Required task: Look through the records that follow. Copy every line containing the word "specialist".

Begin Data records

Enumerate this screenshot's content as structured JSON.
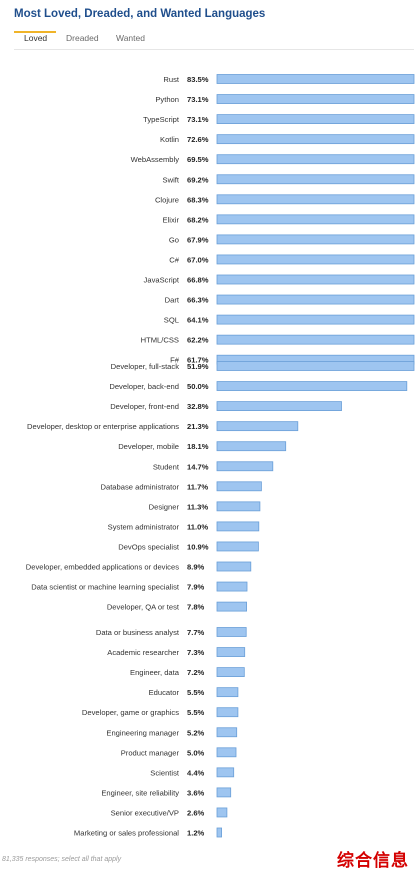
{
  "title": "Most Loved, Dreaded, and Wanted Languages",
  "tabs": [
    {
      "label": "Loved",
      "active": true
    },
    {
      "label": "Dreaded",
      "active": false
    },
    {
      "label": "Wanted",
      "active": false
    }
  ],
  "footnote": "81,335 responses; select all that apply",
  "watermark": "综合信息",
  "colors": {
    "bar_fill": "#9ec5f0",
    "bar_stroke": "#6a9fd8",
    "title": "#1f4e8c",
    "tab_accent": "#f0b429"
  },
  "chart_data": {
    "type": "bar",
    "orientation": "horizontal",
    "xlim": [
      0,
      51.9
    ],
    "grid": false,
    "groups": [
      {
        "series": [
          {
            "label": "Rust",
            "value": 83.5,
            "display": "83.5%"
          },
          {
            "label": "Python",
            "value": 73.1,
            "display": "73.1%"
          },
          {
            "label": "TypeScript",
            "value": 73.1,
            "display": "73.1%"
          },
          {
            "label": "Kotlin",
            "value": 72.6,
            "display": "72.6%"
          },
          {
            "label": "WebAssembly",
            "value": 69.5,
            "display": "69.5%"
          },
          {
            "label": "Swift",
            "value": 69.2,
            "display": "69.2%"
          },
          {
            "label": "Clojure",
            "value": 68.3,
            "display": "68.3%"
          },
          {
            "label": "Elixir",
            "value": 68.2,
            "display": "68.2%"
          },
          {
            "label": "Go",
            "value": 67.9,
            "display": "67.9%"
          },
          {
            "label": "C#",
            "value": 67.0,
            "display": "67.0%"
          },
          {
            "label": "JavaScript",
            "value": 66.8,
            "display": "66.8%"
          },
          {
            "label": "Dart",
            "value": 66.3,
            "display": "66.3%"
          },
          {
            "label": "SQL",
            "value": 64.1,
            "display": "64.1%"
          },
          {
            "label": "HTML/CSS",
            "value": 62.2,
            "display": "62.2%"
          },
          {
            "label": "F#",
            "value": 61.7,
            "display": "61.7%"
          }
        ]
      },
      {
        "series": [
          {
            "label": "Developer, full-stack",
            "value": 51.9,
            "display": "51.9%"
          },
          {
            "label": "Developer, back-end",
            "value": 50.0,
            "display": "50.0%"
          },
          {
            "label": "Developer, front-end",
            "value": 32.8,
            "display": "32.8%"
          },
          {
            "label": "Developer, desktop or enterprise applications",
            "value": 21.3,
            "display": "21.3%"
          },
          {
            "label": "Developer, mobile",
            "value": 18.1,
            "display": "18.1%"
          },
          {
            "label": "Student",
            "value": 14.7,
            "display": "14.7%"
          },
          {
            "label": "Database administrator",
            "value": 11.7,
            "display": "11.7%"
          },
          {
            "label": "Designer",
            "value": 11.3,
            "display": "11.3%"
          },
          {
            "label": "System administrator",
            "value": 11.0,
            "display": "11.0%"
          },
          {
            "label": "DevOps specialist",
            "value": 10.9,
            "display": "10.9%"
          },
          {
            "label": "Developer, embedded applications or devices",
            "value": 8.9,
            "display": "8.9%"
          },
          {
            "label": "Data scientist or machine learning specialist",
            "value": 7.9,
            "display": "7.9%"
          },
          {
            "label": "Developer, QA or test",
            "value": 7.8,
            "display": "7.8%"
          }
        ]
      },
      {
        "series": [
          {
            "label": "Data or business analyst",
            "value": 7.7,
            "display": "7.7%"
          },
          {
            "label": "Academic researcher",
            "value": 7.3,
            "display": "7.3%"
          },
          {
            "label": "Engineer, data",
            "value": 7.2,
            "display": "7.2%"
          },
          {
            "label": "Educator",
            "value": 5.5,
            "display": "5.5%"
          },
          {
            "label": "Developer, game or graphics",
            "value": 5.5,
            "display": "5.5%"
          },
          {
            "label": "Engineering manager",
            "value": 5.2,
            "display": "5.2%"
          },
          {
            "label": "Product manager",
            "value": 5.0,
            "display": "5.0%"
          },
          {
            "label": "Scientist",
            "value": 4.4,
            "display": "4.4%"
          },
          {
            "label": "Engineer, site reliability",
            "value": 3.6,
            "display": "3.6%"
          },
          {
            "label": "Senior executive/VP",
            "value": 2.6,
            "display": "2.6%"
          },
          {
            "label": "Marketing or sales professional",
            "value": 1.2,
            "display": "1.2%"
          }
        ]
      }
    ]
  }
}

End Data records
Begin Data records

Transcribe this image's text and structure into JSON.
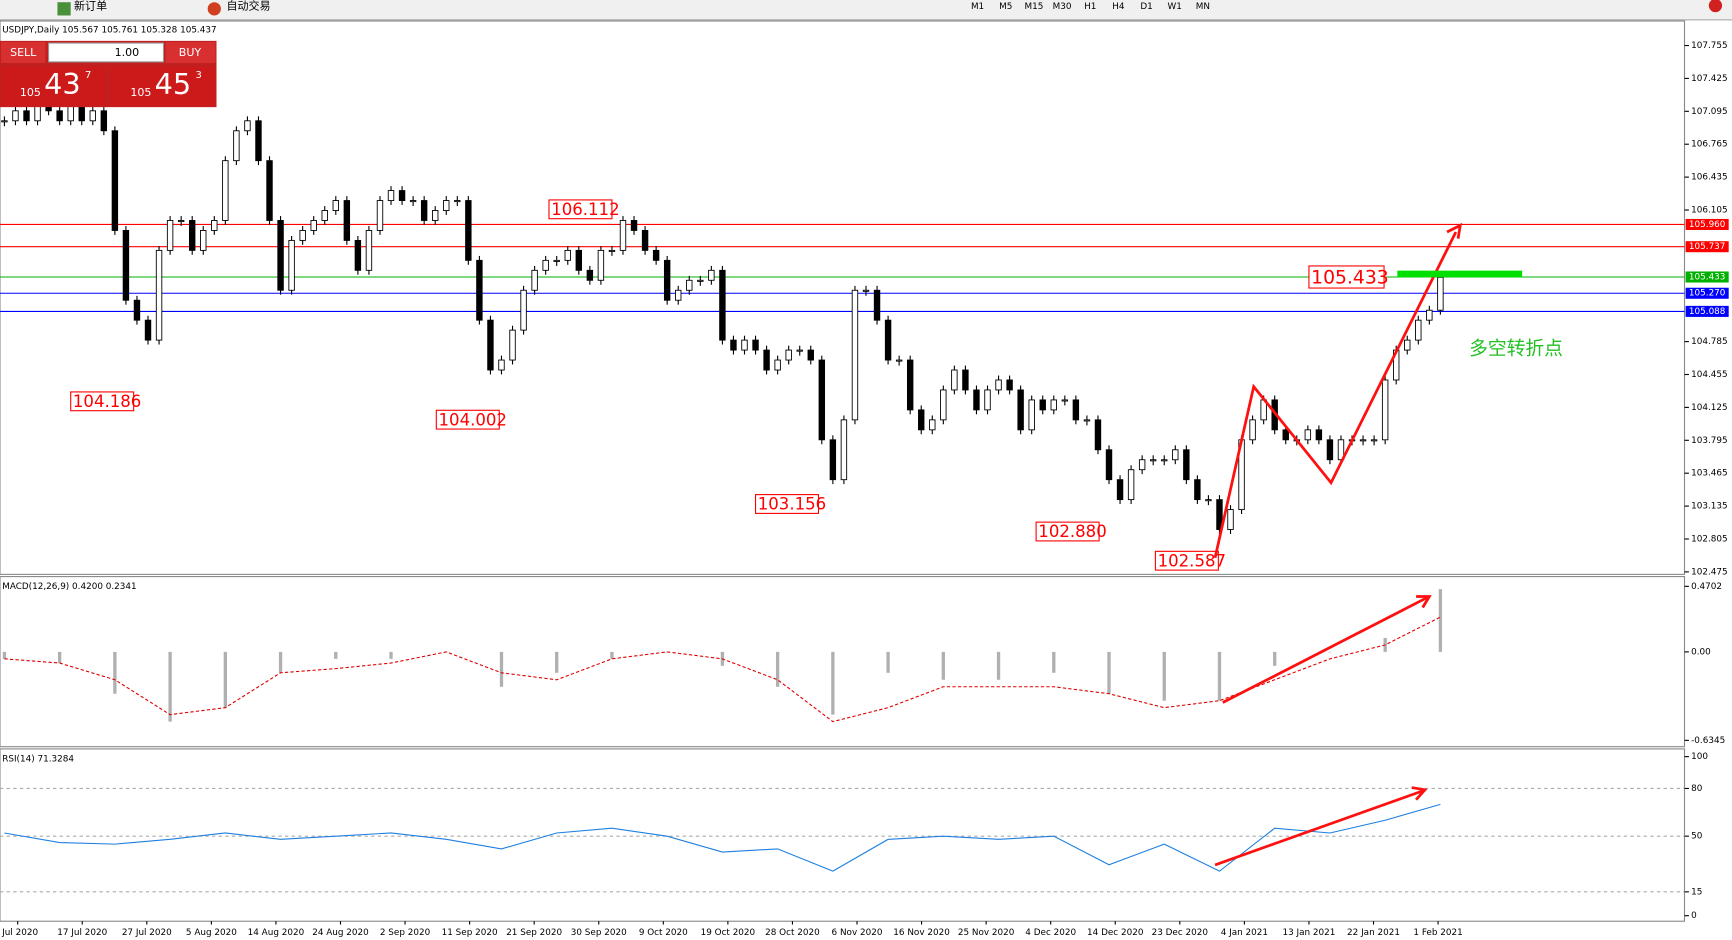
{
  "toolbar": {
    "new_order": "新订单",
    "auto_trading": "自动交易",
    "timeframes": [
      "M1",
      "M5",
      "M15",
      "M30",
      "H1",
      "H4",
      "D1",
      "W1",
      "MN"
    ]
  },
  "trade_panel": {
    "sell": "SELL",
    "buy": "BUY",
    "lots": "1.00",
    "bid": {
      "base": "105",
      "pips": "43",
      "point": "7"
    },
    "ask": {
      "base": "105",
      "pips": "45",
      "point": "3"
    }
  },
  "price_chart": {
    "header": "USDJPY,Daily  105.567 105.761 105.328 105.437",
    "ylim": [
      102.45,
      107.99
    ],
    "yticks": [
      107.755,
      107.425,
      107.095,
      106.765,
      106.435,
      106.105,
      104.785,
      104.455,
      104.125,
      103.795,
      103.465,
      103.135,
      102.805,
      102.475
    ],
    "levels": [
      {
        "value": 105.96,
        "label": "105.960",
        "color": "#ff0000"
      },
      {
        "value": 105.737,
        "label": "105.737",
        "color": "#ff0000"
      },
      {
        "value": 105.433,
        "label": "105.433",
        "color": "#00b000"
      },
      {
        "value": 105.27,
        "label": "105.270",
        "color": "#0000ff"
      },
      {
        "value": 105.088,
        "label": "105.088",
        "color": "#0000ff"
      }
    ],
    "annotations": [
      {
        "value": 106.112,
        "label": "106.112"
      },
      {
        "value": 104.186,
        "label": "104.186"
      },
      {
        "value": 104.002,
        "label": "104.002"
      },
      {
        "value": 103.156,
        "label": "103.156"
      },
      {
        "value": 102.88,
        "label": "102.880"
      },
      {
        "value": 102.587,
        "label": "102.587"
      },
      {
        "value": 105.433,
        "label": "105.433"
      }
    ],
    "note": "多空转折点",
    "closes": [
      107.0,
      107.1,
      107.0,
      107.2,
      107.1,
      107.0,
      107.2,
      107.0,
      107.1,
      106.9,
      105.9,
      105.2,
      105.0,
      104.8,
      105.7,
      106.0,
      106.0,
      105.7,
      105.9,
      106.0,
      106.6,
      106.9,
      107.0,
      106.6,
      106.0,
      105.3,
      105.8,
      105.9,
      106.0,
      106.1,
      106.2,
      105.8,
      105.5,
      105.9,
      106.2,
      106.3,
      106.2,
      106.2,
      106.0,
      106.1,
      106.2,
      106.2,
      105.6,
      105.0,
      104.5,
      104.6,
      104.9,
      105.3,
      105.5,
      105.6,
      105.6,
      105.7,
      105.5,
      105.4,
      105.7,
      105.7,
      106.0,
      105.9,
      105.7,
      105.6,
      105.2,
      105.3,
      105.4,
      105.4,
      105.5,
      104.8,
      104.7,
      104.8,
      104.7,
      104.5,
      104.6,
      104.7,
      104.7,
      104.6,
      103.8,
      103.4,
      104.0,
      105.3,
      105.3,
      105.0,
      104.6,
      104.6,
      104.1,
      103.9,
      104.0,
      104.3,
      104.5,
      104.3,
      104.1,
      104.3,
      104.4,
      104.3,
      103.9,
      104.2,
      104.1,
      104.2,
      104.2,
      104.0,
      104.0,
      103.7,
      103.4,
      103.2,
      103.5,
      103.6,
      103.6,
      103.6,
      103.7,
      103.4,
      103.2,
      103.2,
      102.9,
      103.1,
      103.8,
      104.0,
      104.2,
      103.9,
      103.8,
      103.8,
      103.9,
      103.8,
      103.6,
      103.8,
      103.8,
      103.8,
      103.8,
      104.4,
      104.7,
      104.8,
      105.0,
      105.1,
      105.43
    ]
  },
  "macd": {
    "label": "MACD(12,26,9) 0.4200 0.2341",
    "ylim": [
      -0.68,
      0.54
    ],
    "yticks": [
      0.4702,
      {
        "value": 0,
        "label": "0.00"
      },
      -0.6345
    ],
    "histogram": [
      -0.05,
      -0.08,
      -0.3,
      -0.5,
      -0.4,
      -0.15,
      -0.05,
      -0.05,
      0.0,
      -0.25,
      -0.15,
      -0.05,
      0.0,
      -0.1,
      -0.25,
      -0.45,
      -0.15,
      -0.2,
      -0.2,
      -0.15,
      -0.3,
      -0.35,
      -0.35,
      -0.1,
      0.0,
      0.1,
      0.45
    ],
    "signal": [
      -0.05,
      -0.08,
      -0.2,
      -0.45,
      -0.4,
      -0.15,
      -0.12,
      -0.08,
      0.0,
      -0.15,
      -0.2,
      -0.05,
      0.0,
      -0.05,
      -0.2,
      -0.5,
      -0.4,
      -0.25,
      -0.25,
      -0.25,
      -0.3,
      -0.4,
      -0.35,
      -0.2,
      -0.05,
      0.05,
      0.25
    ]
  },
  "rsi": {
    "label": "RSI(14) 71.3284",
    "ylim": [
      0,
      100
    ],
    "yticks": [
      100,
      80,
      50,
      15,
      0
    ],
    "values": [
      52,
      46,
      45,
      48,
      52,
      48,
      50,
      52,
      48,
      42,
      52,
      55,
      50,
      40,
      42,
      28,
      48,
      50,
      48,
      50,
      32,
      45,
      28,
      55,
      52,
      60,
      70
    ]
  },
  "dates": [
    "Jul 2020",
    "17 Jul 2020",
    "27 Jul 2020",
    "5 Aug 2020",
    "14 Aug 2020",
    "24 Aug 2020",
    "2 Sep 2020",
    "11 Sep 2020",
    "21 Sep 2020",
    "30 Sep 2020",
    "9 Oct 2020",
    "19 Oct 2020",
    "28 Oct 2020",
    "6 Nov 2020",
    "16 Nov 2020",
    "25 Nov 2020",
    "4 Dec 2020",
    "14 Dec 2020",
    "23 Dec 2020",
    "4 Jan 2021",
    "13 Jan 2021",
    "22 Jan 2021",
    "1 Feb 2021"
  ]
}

End Data records

Full solution:
            "label": "DevOps specialist",
            "label": "Data scientist or machine learning specialist",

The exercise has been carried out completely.